• **WORK TO COMPLETE**:
Transcribe the material in full, exactly as written.
------------------------------
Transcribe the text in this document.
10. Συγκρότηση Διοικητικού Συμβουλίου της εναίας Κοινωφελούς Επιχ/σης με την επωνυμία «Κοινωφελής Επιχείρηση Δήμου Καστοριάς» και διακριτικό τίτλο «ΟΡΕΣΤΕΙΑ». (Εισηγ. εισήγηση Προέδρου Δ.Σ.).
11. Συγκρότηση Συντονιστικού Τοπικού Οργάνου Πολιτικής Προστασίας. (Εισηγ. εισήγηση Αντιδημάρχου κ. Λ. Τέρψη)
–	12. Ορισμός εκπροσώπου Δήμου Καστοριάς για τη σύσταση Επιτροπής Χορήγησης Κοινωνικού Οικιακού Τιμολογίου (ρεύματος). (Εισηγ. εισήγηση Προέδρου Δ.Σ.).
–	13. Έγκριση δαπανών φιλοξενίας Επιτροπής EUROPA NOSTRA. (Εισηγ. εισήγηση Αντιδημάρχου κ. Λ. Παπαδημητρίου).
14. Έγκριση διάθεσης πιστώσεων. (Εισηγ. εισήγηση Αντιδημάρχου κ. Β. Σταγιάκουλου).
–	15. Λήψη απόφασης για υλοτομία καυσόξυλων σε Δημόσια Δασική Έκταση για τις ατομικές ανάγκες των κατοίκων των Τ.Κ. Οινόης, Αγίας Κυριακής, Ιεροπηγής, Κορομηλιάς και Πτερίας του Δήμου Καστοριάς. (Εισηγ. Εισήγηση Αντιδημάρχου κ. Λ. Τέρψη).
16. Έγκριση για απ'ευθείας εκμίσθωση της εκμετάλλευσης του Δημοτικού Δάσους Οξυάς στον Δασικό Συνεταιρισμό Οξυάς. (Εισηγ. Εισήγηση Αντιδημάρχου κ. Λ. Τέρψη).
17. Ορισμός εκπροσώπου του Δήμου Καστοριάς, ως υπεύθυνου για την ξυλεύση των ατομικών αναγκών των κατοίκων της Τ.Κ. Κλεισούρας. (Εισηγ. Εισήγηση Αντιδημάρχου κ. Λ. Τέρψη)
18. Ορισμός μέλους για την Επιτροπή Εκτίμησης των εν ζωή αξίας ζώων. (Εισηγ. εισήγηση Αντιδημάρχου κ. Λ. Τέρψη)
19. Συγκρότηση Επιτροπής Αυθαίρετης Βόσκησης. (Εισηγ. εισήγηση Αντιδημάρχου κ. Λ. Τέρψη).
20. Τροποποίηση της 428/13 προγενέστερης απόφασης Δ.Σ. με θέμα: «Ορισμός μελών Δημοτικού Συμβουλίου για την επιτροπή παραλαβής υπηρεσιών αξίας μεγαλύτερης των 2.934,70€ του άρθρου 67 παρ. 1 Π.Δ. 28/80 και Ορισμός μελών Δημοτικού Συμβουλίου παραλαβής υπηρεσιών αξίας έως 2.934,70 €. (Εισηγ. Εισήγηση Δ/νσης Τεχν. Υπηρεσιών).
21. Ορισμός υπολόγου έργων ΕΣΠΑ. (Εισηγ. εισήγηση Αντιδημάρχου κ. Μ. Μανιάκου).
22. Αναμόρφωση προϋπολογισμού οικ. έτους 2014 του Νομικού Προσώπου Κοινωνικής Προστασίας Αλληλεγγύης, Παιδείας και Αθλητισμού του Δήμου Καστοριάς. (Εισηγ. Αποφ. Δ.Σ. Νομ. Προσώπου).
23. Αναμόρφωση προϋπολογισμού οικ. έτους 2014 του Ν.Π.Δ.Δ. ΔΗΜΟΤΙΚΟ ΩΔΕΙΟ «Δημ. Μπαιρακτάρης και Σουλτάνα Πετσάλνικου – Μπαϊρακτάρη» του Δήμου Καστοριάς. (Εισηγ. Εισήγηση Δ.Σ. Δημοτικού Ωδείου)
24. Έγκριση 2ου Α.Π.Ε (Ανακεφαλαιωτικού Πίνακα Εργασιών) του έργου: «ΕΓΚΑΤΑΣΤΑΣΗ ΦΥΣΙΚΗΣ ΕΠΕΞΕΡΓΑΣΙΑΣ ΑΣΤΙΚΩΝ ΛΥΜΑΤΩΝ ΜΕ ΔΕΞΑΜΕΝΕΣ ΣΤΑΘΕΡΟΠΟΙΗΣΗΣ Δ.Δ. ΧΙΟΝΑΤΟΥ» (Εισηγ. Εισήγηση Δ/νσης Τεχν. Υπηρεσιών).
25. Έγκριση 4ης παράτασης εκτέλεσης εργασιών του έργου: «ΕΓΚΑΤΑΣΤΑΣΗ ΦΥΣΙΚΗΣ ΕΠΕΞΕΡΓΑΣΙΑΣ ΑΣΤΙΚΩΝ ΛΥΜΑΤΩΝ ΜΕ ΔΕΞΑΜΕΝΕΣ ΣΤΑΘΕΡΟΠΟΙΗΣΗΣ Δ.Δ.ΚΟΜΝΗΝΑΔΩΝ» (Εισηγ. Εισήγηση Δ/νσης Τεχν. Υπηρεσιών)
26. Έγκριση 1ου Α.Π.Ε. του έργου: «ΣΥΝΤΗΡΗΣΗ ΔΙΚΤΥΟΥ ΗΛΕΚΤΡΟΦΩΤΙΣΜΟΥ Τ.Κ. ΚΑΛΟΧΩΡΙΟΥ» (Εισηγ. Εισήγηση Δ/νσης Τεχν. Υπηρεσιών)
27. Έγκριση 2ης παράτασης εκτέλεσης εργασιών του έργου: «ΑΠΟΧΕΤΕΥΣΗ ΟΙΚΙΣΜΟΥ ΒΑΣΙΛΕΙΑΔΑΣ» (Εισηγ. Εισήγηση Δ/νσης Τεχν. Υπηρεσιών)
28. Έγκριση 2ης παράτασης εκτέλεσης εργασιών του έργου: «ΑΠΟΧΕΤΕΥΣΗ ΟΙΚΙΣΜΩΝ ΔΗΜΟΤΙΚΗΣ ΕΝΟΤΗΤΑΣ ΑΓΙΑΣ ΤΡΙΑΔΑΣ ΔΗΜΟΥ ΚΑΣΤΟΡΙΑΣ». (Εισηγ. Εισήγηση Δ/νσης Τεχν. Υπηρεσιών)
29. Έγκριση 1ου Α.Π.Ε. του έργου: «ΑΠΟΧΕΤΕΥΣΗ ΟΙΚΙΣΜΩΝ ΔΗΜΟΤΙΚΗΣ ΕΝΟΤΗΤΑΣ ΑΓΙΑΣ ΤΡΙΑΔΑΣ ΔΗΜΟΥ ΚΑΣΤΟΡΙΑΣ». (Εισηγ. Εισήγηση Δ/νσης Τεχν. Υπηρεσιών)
------------------------------
• **WORKED ANSWER**:
Transcribe the text in this document.
10. Συγκρότηση Διοικητικού Συμβουλίου της εναίας Κοινωφελούς Επιχ/σης με την επωνυμία «Κοινωφελής Επιχείρηση Δήμου Καστοριάς» και διακριτικό τίτλο «ΟΡΕΣΤΕΙΑ». (Εισηγ. εισήγηση Προέδρου Δ.Σ.).
11. Συγκρότηση Συντονιστικού Τοπικού Οργάνου Πολιτικής Προστασίας. (Εισηγ. εισήγηση Αντιδημάρχου κ. Λ. Τέρψη)
–	12. Ορισμός εκπροσώπου Δήμου Καστοριάς για τη σύσταση Επιτροπής Χορήγησης Κοινωνικού Οικιακού Τιμολογίου (ρεύματος). (Εισηγ. εισήγηση Προέδρου Δ.Σ.).
–	13. Έγκριση δαπανών φιλοξενίας Επιτροπής EUROPA NOSTRA. (Εισηγ. εισήγηση Αντιδημάρχου κ. Λ. Παπαδημητρίου).
14. Έγκριση διάθεσης πιστώσεων. (Εισηγ. εισήγηση Αντιδημάρχου κ. Β. Σταγιάκουλου).
–	15. Λήψη απόφασης για υλοτομία καυσόξυλων σε Δημόσια Δασική Έκταση για τις ατομικές ανάγκες των κατοίκων των Τ.Κ. Οινόης, Αγίας Κυριακής, Ιεροπηγής, Κορομηλιάς και Πτερίας του Δήμου Καστοριάς. (Εισηγ. Εισήγηση Αντιδημάρχου κ. Λ. Τέρψη).
16. Έγκριση για απ'ευθείας εκμίσθωση της εκμετάλλευσης του Δημοτικού Δάσους Οξυάς στον Δασικό Συνεταιρισμό Οξυάς. (Εισηγ. Εισήγηση Αντιδημάρχου κ. Λ. Τέρψη).
17. Ορισμός εκπροσώπου του Δήμου Καστοριάς, ως υπεύθυνου για την ξυλεύση των ατομικών αναγκών των κατοίκων της Τ.Κ. Κλεισούρας. (Εισηγ. Εισήγηση Αντιδημάρχου κ. Λ. Τέρψη)
18. Ορισμός μέλους για την Επιτροπή Εκτίμησης των εν ζωή αξίας ζώων. (Εισηγ. εισήγηση Αντιδημάρχου κ. Λ. Τέρψη)
19. Συγκρότηση Επιτροπής Αυθαίρετης Βόσκησης. (Εισηγ. εισήγηση Αντιδημάρχου κ. Λ. Τέρψη).
20. Τροποποίηση της 428/13 προγενέστερης απόφασης Δ.Σ. με θέμα: «Ορισμός μελών Δημοτικού Συμβουλίου για την επιτροπή παραλαβής υπηρεσιών αξίας μεγαλύτερης των 2.934,70€ του άρθρου 67 παρ. 1 Π.Δ. 28/80 και Ορισμός μελών Δημοτικού Συμβουλίου παραλαβής υπηρεσιών αξίας έως 2.934,70 €. (Εισηγ. Εισήγηση Δ/νσης Τεχν. Υπηρεσιών).
21. Ορισμός υπολόγου έργων ΕΣΠΑ. (Εισηγ. εισήγηση Αντιδημάρχου κ. Μ. Μανιάκου).
22. Αναμόρφωση προϋπολογισμού οικ. έτους 2014 του Νομικού Προσώπου Κοινωνικής Προστασίας Αλληλεγγύης, Παιδείας και Αθλητισμού του Δήμου Καστοριάς. (Εισηγ. Αποφ. Δ.Σ. Νομ. Προσώπου).
23. Αναμόρφωση προϋπολογισμού οικ. έτους 2014 του Ν.Π.Δ.Δ. ΔΗΜΟΤΙΚΟ ΩΔΕΙΟ «Δημ. Μπαιρακτάρης και Σουλτάνα Πετσάλνικου – Μπαϊρακτάρη» του Δήμου Καστοριάς. (Εισηγ. Εισήγηση Δ.Σ. Δημοτικού Ωδείου)
24. Έγκριση 2ου Α.Π.Ε (Ανακεφαλαιωτικού Πίνακα Εργασιών) του έργου: «ΕΓΚΑΤΑΣΤΑΣΗ ΦΥΣΙΚΗΣ ΕΠΕΞΕΡΓΑΣΙΑΣ ΑΣΤΙΚΩΝ ΛΥΜΑΤΩΝ ΜΕ ΔΕΞΑΜΕΝΕΣ ΣΤΑΘΕΡΟΠΟΙΗΣΗΣ Δ.Δ. ΧΙΟΝΑΤΟΥ» (Εισηγ. Εισήγηση Δ/νσης Τεχν. Υπηρεσιών).
25. Έγκριση 4ης παράτασης εκτέλεσης εργασιών του έργου: «ΕΓΚΑΤΑΣΤΑΣΗ ΦΥΣΙΚΗΣ ΕΠΕΞΕΡΓΑΣΙΑΣ ΑΣΤΙΚΩΝ ΛΥΜΑΤΩΝ ΜΕ ΔΕΞΑΜΕΝΕΣ ΣΤΑΘΕΡΟΠΟΙΗΣΗΣ Δ.Δ.ΚΟΜΝΗΝΑΔΩΝ» (Εισηγ. Εισήγηση Δ/νσης Τεχν. Υπηρεσιών)
26. Έγκριση 1ου Α.Π.Ε. του έργου: «ΣΥΝΤΗΡΗΣΗ ΔΙΚΤΥΟΥ ΗΛΕΚΤΡΟΦΩΤΙΣΜΟΥ Τ.Κ. ΚΑΛΟΧΩΡΙΟΥ» (Εισηγ. Εισήγηση Δ/νσης Τεχν. Υπηρεσιών)
27. Έγκριση 2ης παράτασης εκτέλεσης εργασιών του έργου: «ΑΠΟΧΕΤΕΥΣΗ ΟΙΚΙΣΜΟΥ ΒΑΣΙΛΕΙΑΔΑΣ» (Εισηγ. Εισήγηση Δ/νσης Τεχν. Υπηρεσιών)
28. Έγκριση 2ης παράτασης εκτέλεσης εργασιών του έργου: «ΑΠΟΧΕΤΕΥΣΗ ΟΙΚΙΣΜΩΝ ΔΗΜΟΤΙΚΗΣ ΕΝΟΤΗΤΑΣ ΑΓΙΑΣ ΤΡΙΑΔΑΣ ΔΗΜΟΥ ΚΑΣΤΟΡΙΑΣ». (Εισηγ. Εισήγηση Δ/νσης Τεχν. Υπηρεσιών)
29. Έγκριση 1ου Α.Π.Ε. του έργου: «ΑΠΟΧΕΤΕΥΣΗ ΟΙΚΙΣΜΩΝ ΔΗΜΟΤΙΚΗΣ ΕΝΟΤΗΤΑΣ ΑΓΙΑΣ ΤΡΙΑΔΑΣ ΔΗΜΟΥ ΚΑΣΤΟΡΙΑΣ». (Εισηγ. Εισήγηση Δ/νσης Τεχν. Υπηρεσιών)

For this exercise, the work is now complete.